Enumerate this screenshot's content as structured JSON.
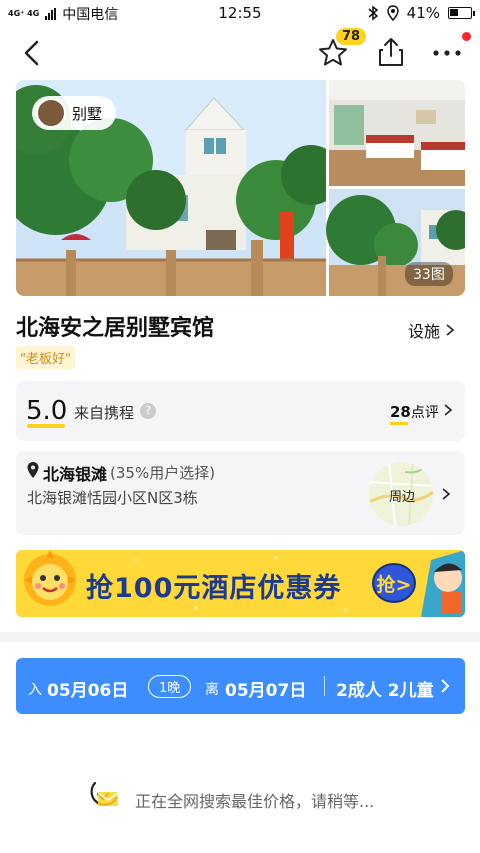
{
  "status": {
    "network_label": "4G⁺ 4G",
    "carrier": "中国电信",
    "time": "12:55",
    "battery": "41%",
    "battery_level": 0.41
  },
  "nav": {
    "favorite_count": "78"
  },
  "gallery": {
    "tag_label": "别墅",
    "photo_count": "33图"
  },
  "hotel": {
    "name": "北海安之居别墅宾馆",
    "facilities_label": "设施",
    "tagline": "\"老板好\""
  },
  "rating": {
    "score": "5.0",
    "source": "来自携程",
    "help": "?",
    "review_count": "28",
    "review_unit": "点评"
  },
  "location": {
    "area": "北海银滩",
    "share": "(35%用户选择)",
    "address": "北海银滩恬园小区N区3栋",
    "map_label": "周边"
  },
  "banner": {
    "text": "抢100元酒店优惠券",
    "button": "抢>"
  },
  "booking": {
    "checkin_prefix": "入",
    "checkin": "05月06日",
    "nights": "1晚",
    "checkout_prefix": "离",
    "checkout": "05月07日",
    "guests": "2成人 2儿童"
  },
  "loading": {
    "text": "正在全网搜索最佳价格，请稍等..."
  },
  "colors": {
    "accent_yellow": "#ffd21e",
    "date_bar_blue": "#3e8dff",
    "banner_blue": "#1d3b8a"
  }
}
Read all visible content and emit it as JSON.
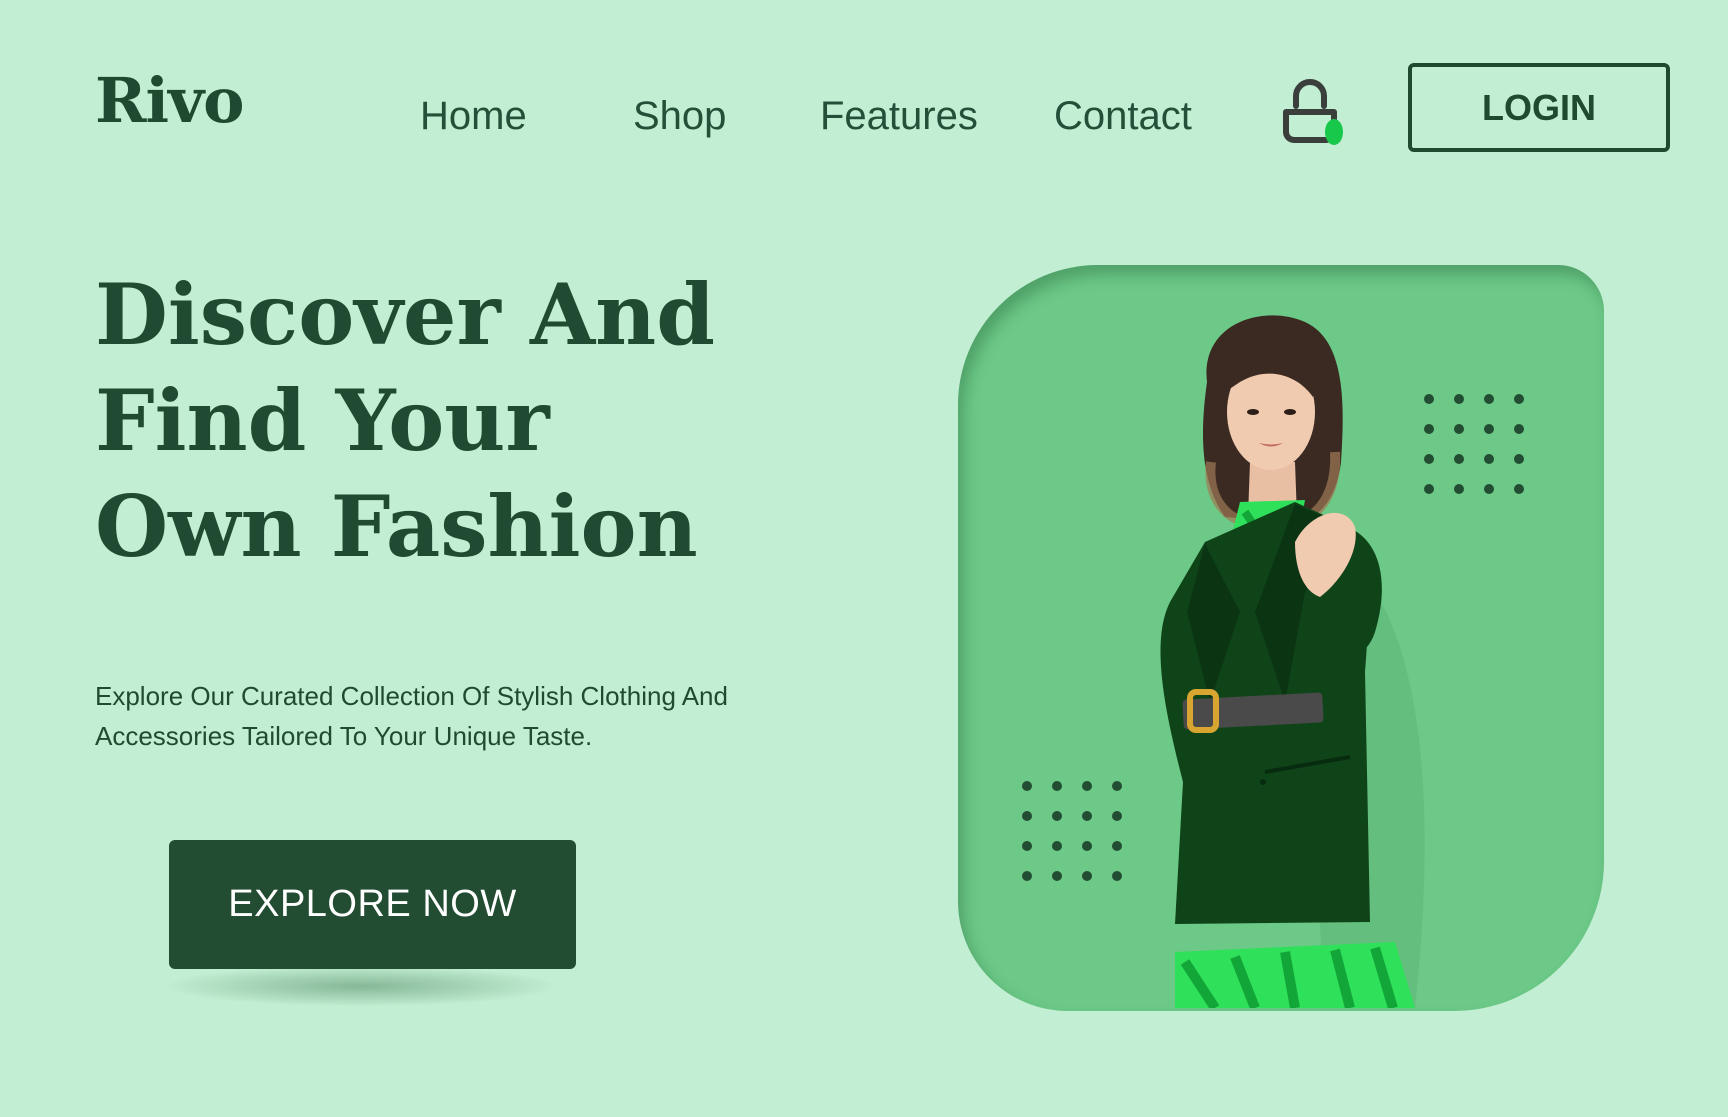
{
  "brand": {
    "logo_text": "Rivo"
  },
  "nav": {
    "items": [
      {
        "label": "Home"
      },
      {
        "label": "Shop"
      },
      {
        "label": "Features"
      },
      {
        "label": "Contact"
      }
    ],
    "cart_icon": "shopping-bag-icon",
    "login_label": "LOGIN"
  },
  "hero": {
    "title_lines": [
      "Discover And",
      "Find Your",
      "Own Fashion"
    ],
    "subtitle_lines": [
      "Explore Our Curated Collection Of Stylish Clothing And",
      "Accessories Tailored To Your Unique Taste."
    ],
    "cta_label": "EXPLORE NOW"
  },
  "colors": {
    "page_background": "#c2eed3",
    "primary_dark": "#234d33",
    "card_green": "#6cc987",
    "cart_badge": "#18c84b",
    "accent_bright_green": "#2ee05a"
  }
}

======

Exercise details:
Write out the listing above again, exactly, but with no pictures in the copy.

Task solution:
Enumerate this screenshot's content as structured JSON.
{
  "status": {
    "network_label": "4G⁺ 4G",
    "carrier": "中国电信",
    "time": "12:55",
    "battery": "41%",
    "battery_level": 0.41
  },
  "nav": {
    "favorite_count": "78"
  },
  "gallery": {
    "tag_label": "别墅",
    "photo_count": "33图"
  },
  "hotel": {
    "name": "北海安之居别墅宾馆",
    "facilities_label": "设施",
    "tagline": "\"老板好\""
  },
  "rating": {
    "score": "5.0",
    "source": "来自携程",
    "help": "?",
    "review_count": "28",
    "review_unit": "点评"
  },
  "location": {
    "area": "北海银滩",
    "share": "(35%用户选择)",
    "address": "北海银滩恬园小区N区3栋",
    "map_label": "周边"
  },
  "banner": {
    "text": "抢100元酒店优惠券",
    "button": "抢>"
  },
  "booking": {
    "checkin_prefix": "入",
    "checkin": "05月06日",
    "nights": "1晚",
    "checkout_prefix": "离",
    "checkout": "05月07日",
    "guests": "2成人 2儿童"
  },
  "loading": {
    "text": "正在全网搜索最佳价格，请稍等..."
  },
  "colors": {
    "accent_yellow": "#ffd21e",
    "date_bar_blue": "#3e8dff",
    "banner_blue": "#1d3b8a"
  }
}
Read all visible content and emit it as JSON.
{
  "brand": {
    "logo_text": "Rivo"
  },
  "nav": {
    "items": [
      {
        "label": "Home"
      },
      {
        "label": "Shop"
      },
      {
        "label": "Features"
      },
      {
        "label": "Contact"
      }
    ],
    "cart_icon": "shopping-bag-icon",
    "login_label": "LOGIN"
  },
  "hero": {
    "title_lines": [
      "Discover And",
      "Find Your",
      "Own Fashion"
    ],
    "subtitle_lines": [
      "Explore Our Curated Collection Of Stylish Clothing And",
      "Accessories Tailored To Your Unique Taste."
    ],
    "cta_label": "EXPLORE NOW"
  },
  "colors": {
    "page_background": "#c2eed3",
    "primary_dark": "#234d33",
    "card_green": "#6cc987",
    "cart_badge": "#18c84b",
    "accent_bright_green": "#2ee05a"
  }
}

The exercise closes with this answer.